[A block of data]
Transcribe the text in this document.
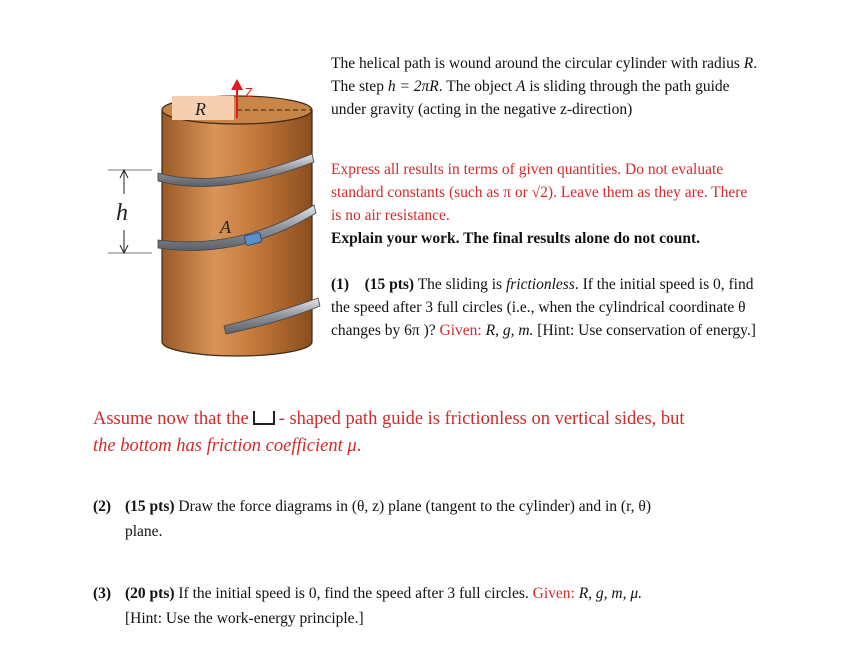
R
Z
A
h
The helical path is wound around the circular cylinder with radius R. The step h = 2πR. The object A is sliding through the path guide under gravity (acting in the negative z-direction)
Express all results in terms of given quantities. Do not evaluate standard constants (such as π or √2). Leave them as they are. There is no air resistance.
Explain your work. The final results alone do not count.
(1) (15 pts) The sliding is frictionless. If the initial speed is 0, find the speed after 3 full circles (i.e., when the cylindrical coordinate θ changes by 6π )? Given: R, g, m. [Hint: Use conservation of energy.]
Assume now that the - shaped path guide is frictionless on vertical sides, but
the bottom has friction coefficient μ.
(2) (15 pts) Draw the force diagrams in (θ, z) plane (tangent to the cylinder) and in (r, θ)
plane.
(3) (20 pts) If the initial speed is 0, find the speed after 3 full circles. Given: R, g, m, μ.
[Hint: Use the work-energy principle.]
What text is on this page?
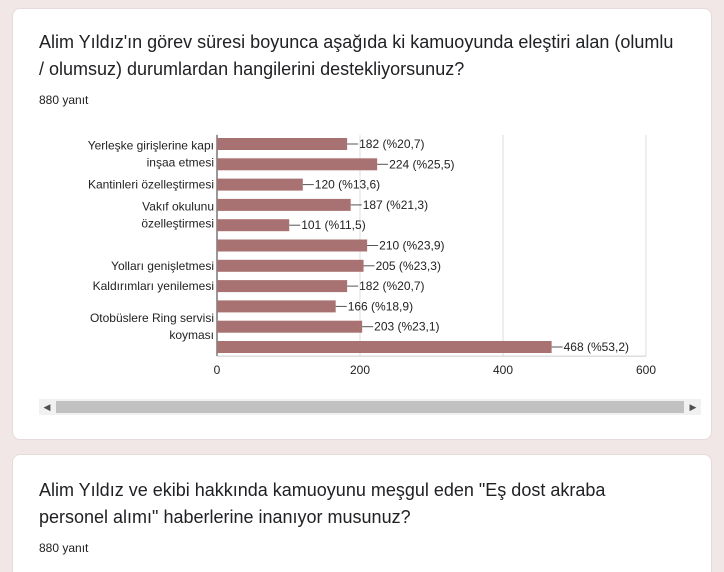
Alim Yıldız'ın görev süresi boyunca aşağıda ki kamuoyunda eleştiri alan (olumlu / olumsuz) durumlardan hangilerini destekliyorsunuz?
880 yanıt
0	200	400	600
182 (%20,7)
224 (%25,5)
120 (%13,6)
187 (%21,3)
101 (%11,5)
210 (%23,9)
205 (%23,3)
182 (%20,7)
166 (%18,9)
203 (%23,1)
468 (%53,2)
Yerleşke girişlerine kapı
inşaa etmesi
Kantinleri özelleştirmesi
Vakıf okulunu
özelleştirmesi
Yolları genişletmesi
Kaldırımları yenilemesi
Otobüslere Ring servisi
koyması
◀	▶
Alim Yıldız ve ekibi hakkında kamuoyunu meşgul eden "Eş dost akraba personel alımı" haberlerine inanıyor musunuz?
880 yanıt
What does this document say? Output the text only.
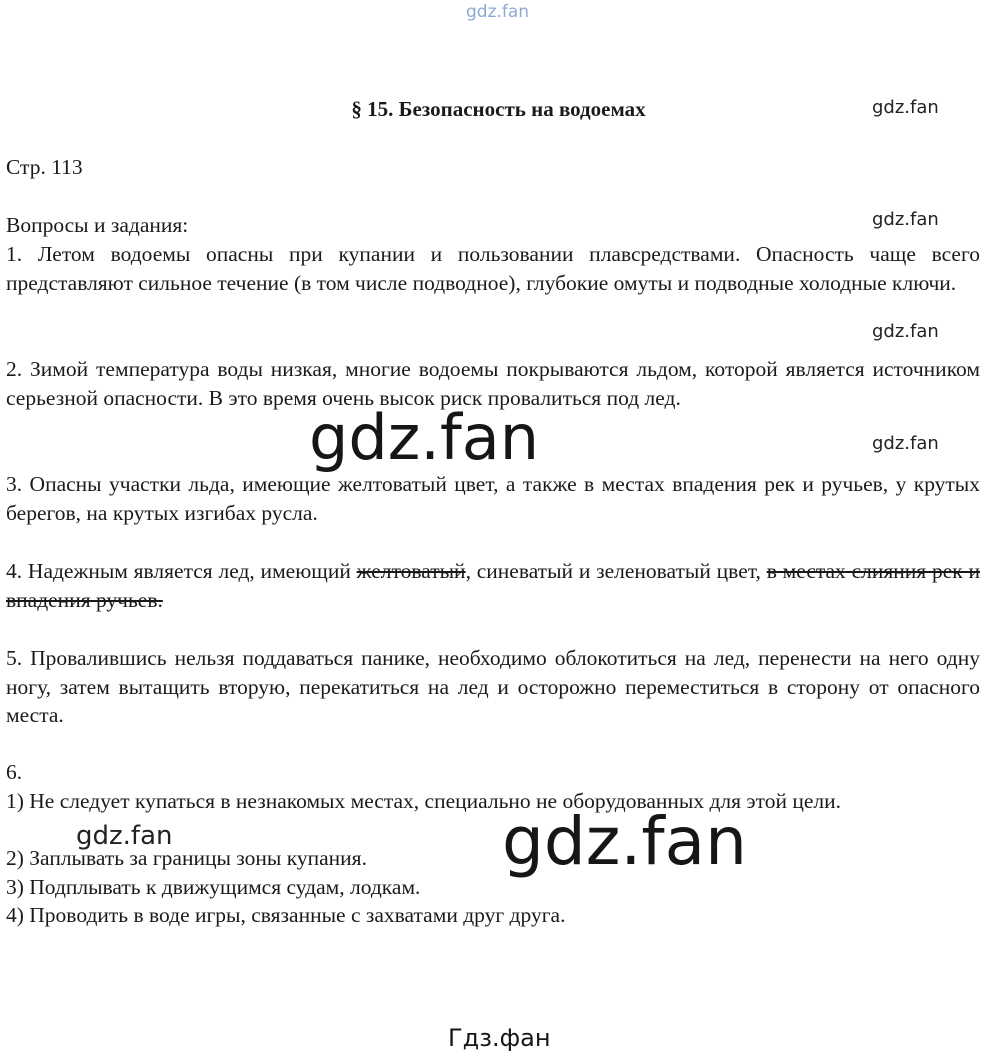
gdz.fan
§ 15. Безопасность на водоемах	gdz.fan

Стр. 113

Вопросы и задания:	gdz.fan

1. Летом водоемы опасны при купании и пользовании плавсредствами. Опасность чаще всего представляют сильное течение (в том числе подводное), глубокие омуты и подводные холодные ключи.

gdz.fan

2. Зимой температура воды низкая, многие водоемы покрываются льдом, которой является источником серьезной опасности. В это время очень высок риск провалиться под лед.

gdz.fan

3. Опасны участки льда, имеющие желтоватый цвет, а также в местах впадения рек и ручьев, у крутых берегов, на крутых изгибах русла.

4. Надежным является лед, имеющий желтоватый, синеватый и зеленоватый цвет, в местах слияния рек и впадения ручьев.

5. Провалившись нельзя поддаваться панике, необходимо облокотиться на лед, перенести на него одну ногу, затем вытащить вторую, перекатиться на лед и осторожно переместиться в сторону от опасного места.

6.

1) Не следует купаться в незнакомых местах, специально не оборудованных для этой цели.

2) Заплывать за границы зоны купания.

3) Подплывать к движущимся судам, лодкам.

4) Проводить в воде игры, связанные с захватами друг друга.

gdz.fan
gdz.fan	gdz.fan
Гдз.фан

**Directive**
Pictures are excluded; repeat every record exactly.

**Written reply**
Transcribe the text in this document.
R
Z
A
h
The helical path is wound around the circular cylinder with radius R. The step h = 2πR. The object A is sliding through the path guide under gravity (acting in the negative z-direction)
Express all results in terms of given quantities. Do not evaluate standard constants (such as π or √2). Leave them as they are. There is no air resistance.
Explain your work. The final results alone do not count.
(1) (15 pts) The sliding is frictionless. If the initial speed is 0, find the speed after 3 full circles (i.e., when the cylindrical coordinate θ changes by 6π )? Given: R, g, m. [Hint: Use conservation of energy.]
Assume now that the - shaped path guide is frictionless on vertical sides, but
the bottom has friction coefficient μ.
(2) (15 pts) Draw the force diagrams in (θ, z) plane (tangent to the cylinder) and in (r, θ)
plane.
(3) (20 pts) If the initial speed is 0, find the speed after 3 full circles. Given: R, g, m, μ.
[Hint: Use the work-energy principle.]
What text is on this page?
Alim Yıldız'ın görev süresi boyunca aşağıda ki kamuoyunda eleştiri alan (olumlu / olumsuz) durumlardan hangilerini destekliyorsunuz?
880 yanıt
0	200	400	600
182 (%20,7)
224 (%25,5)
120 (%13,6)
187 (%21,3)
101 (%11,5)
210 (%23,9)
205 (%23,3)
182 (%20,7)
166 (%18,9)
203 (%23,1)
468 (%53,2)
Yerleşke girişlerine kapı
inşaa etmesi
Kantinleri özelleştirmesi
Vakıf okulunu
özelleştirmesi
Yolları genişletmesi
Kaldırımları yenilemesi
Otobüslere Ring servisi
koyması
◀	▶
Alim Yıldız ve ekibi hakkında kamuoyunu meşgul eden "Eş dost akraba personel alımı" haberlerine inanıyor musunuz?
880 yanıt
What does this document say? Output the text only.
gdz.fan
§ 15. Безопасность на водоемах	gdz.fan

Стр. 113

Вопросы и задания:	gdz.fan

1. Летом водоемы опасны при купании и пользовании плавсредствами. Опасность чаще всего представляют сильное течение (в том числе подводное), глубокие омуты и подводные холодные ключи.

gdz.fan

2. Зимой температура воды низкая, многие водоемы покрываются льдом, которой является источником серьезной опасности. В это время очень высок риск провалиться под лед.

gdz.fan

3. Опасны участки льда, имеющие желтоватый цвет, а также в местах впадения рек и ручьев, у крутых берегов, на крутых изгибах русла.

4. Надежным является лед, имеющий желтоватый, синеватый и зеленоватый цвет, в местах слияния рек и впадения ручьев.

5. Провалившись нельзя поддаваться панике, необходимо облокотиться на лед, перенести на него одну ногу, затем вытащить вторую, перекатиться на лед и осторожно переместиться в сторону от опасного места.

6.

1) Не следует купаться в незнакомых местах, специально не оборудованных для этой цели.

2) Заплывать за границы зоны купания.

3) Подплывать к движущимся судам, лодкам.

4) Проводить в воде игры, связанные с захватами друг друга.

gdz.fan
gdz.fan	gdz.fan
Гдз.фан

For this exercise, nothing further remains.